Required work: State only how many lines below include the string "hhmm".

Entries provided:
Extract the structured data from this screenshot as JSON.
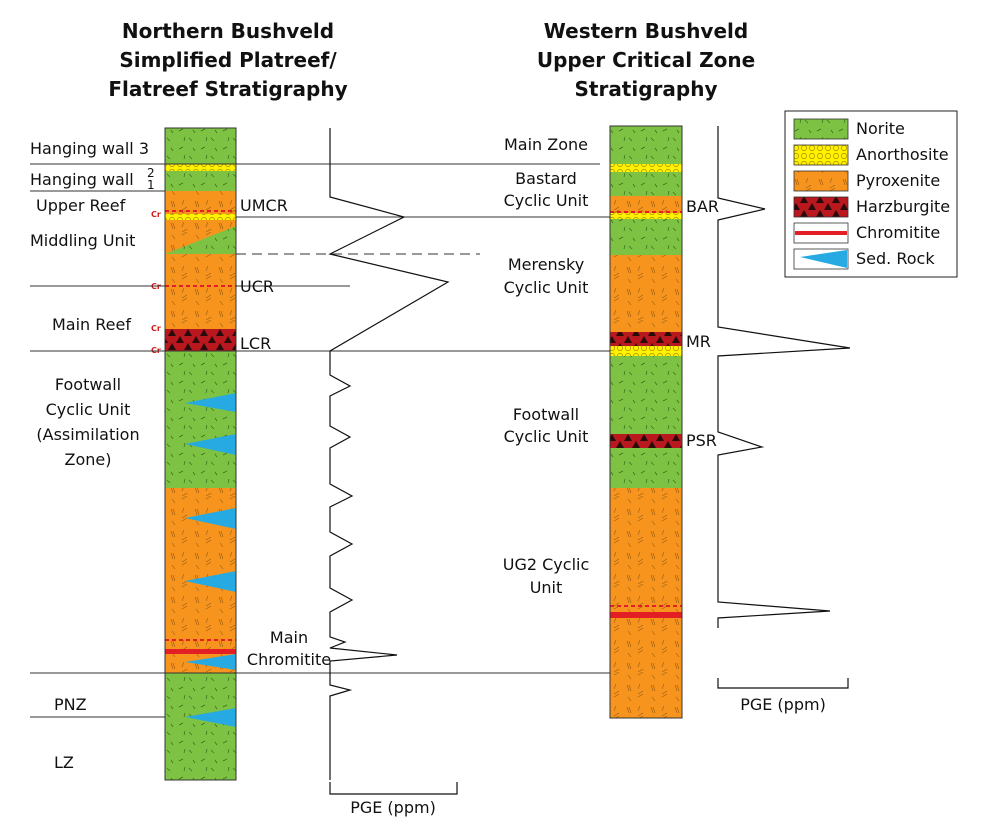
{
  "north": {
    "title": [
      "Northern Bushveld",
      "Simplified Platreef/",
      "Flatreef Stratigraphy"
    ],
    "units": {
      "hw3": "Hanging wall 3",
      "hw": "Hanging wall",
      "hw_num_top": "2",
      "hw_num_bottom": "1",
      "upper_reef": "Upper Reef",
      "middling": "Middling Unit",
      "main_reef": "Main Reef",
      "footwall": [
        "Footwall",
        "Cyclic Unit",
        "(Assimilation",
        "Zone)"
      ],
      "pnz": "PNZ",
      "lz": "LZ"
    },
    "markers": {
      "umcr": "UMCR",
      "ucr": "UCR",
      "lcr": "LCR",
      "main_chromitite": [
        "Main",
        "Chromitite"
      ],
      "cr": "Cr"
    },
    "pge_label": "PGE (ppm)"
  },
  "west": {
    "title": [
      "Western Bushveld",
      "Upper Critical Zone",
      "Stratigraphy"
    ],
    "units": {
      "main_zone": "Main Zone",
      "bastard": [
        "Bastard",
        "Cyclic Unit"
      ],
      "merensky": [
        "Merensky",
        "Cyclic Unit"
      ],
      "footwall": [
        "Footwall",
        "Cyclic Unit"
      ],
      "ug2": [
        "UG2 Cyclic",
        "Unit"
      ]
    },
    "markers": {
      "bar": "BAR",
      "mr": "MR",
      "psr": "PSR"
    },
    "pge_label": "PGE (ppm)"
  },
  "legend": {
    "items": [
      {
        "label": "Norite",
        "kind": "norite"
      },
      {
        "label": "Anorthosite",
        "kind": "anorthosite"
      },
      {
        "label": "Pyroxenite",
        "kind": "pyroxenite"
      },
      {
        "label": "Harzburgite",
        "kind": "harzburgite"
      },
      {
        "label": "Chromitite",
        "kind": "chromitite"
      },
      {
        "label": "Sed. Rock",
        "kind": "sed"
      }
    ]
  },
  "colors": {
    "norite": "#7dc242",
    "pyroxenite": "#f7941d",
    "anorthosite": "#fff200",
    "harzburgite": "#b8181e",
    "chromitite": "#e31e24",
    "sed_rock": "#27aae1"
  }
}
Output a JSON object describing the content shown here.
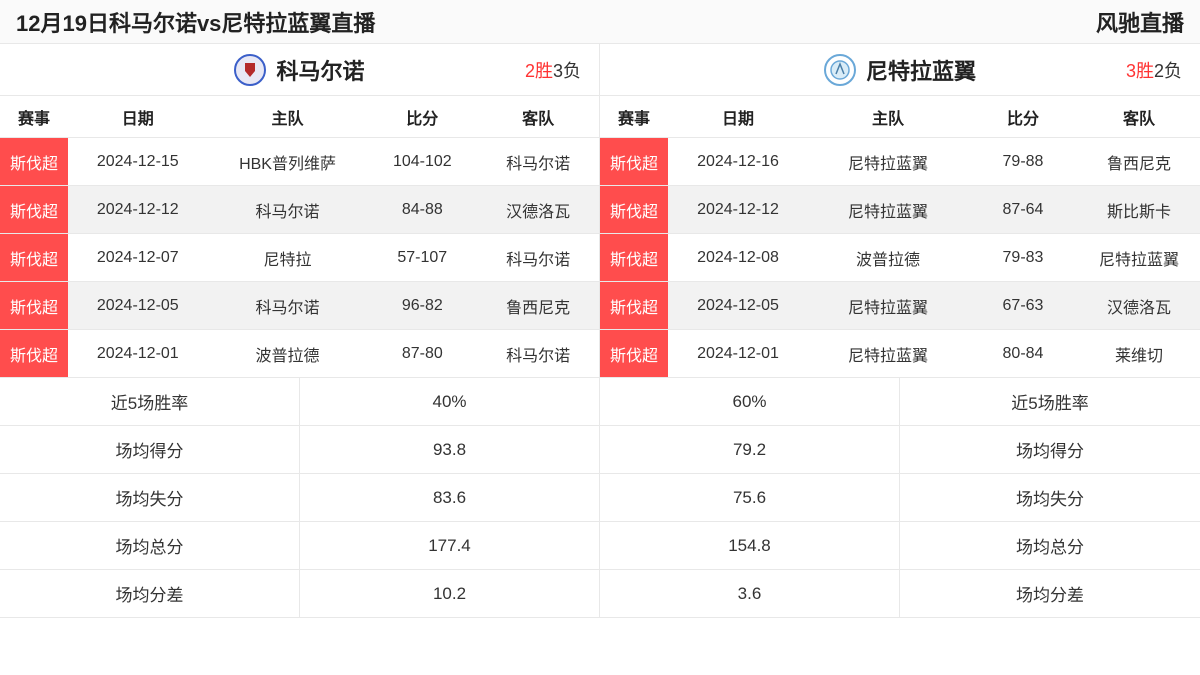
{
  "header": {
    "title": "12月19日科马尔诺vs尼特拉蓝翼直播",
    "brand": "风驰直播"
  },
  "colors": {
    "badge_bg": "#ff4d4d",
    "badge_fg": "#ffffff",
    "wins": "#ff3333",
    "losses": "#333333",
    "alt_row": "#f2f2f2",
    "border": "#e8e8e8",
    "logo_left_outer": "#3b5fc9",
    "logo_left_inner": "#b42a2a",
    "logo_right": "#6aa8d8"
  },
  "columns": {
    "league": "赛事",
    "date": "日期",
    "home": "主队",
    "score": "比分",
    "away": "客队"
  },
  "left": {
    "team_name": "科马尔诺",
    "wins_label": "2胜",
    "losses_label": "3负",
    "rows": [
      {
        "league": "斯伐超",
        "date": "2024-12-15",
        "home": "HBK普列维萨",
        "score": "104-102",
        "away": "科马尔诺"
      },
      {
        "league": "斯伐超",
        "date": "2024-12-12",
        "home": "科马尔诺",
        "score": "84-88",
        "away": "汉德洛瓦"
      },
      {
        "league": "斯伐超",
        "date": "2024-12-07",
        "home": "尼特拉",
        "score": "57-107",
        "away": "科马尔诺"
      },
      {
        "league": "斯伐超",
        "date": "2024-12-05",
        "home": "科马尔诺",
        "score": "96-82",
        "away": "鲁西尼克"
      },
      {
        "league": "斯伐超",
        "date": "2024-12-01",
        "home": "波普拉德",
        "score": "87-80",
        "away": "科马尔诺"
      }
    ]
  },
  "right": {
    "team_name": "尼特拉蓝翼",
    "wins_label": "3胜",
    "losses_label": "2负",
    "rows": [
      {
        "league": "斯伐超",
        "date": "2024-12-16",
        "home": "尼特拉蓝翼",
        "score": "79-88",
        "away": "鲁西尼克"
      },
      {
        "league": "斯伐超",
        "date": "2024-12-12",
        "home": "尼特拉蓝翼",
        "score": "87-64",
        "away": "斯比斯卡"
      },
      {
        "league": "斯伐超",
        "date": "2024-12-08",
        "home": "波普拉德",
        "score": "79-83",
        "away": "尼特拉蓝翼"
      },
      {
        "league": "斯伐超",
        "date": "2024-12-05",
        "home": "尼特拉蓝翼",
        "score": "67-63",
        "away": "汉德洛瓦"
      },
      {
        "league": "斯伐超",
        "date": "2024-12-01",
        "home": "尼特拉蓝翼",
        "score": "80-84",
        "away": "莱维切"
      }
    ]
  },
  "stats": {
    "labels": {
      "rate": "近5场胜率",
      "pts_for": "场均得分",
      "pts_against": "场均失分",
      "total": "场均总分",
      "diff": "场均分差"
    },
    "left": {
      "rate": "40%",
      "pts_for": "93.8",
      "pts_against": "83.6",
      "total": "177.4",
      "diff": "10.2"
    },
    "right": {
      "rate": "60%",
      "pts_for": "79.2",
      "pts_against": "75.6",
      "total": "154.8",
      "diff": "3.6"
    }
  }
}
* * *
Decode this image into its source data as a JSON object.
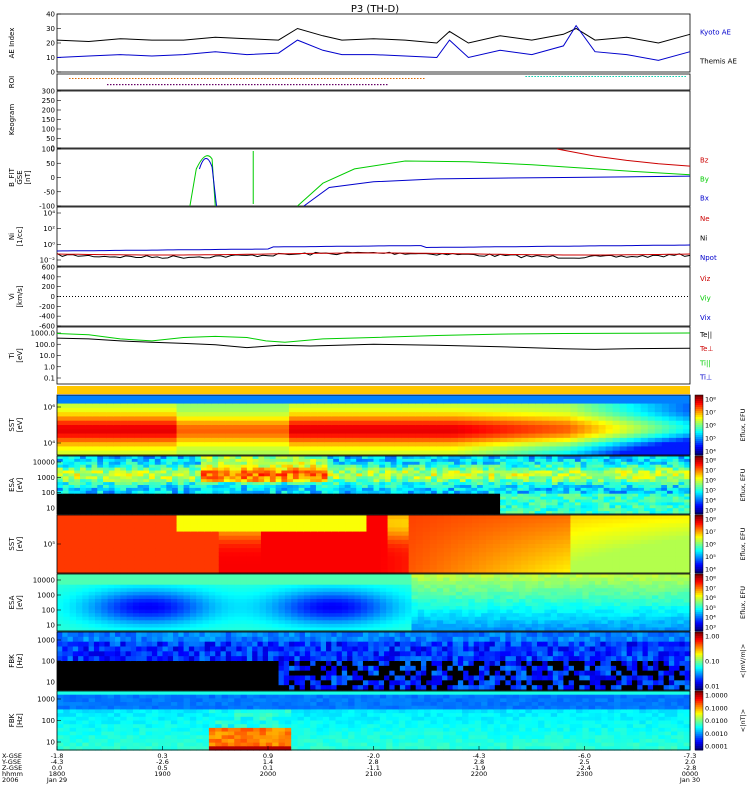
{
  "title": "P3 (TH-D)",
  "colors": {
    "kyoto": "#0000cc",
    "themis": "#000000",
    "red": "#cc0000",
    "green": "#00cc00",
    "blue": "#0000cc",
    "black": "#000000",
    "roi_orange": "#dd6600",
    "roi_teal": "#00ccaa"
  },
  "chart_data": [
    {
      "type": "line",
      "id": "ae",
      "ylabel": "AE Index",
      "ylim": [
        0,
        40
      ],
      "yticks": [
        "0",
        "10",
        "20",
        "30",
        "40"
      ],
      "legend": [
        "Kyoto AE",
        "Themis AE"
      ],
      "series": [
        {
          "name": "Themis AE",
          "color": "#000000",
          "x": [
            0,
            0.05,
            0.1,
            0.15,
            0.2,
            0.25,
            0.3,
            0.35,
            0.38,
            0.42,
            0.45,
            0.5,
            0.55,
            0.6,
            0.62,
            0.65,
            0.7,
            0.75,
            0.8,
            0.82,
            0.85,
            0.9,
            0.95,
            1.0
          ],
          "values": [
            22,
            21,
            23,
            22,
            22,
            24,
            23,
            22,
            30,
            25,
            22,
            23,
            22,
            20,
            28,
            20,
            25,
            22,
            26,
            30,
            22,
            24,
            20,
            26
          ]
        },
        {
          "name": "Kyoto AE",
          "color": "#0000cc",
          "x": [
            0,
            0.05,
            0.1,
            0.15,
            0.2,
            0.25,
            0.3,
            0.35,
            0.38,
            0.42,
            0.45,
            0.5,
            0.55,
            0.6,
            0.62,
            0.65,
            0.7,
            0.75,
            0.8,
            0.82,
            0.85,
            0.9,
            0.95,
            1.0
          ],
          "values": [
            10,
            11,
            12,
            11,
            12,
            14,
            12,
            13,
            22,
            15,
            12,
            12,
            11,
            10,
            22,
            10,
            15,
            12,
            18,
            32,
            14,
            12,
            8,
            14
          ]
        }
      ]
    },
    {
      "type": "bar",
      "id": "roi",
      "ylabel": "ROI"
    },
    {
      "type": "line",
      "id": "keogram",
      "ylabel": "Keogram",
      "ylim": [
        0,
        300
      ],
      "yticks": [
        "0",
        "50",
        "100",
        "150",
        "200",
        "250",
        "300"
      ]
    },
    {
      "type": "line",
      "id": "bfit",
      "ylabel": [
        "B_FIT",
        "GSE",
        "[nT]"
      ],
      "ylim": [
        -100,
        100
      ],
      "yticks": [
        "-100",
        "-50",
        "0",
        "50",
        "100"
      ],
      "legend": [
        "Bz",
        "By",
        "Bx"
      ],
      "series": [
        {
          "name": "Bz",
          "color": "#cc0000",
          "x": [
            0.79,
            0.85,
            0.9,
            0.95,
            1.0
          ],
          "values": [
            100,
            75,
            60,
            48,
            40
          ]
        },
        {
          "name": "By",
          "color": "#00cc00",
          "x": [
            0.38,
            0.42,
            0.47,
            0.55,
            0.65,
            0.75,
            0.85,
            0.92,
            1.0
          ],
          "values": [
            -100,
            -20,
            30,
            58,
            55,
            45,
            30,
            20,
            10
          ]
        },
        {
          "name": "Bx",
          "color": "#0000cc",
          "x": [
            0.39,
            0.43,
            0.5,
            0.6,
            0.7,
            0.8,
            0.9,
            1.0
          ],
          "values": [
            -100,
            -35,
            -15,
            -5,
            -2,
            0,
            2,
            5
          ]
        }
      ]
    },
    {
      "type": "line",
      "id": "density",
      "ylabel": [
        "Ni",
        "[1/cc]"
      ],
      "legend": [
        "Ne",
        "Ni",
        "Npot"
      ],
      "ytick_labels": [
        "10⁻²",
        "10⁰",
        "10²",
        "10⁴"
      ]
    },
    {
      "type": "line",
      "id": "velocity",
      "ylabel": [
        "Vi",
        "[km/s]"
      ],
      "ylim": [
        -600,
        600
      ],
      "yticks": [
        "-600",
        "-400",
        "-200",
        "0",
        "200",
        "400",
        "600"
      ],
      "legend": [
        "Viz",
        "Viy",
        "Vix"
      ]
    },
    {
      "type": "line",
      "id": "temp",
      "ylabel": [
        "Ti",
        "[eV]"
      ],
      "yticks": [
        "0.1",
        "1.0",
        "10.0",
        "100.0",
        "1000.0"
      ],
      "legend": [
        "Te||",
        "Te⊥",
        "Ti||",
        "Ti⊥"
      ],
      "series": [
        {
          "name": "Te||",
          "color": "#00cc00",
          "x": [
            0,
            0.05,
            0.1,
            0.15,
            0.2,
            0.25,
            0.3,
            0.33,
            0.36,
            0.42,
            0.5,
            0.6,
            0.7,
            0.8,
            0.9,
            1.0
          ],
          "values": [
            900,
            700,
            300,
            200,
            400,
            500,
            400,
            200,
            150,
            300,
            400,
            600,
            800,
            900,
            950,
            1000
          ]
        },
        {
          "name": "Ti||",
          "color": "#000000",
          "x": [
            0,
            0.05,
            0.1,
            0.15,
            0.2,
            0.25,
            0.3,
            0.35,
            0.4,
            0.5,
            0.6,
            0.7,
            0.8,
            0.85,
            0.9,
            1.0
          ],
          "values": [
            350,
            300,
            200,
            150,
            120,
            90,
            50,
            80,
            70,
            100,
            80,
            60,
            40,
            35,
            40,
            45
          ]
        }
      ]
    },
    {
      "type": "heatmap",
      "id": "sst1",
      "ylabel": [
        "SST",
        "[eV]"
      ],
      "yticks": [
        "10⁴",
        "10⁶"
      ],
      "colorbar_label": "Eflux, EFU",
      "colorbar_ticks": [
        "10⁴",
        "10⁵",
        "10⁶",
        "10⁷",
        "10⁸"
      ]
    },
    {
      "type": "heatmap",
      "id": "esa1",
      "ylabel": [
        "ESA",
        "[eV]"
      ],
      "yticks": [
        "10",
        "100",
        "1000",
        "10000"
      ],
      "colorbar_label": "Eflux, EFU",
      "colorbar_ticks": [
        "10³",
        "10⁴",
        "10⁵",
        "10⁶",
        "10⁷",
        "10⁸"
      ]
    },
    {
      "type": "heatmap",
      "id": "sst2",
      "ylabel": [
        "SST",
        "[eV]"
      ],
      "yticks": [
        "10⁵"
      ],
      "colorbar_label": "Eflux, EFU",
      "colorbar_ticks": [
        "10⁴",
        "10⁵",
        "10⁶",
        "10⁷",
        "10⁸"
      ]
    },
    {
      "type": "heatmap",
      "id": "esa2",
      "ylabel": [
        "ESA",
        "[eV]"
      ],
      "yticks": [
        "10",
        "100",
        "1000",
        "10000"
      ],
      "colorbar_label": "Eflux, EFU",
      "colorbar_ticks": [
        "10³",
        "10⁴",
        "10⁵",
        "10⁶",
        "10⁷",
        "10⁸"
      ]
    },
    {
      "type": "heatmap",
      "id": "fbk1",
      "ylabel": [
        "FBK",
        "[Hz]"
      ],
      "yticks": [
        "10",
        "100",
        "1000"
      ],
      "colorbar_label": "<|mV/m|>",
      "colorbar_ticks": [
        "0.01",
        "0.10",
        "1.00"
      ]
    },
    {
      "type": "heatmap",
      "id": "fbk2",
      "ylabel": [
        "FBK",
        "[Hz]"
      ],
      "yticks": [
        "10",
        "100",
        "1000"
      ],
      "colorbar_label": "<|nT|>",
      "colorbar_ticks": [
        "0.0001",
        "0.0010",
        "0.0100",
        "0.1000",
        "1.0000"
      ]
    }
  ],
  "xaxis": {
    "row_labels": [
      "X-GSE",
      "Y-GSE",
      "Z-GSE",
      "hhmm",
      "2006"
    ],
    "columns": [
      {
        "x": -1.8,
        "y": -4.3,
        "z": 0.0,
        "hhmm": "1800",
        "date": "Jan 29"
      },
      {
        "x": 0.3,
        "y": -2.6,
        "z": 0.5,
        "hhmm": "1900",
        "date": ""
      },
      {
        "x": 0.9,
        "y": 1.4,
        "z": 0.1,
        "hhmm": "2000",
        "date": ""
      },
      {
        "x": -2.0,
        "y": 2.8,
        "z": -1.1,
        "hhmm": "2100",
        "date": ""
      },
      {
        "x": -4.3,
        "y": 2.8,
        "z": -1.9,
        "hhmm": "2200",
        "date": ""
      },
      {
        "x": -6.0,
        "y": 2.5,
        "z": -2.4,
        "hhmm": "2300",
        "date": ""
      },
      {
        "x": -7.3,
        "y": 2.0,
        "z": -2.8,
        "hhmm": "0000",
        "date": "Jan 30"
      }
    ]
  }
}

Written solution: 8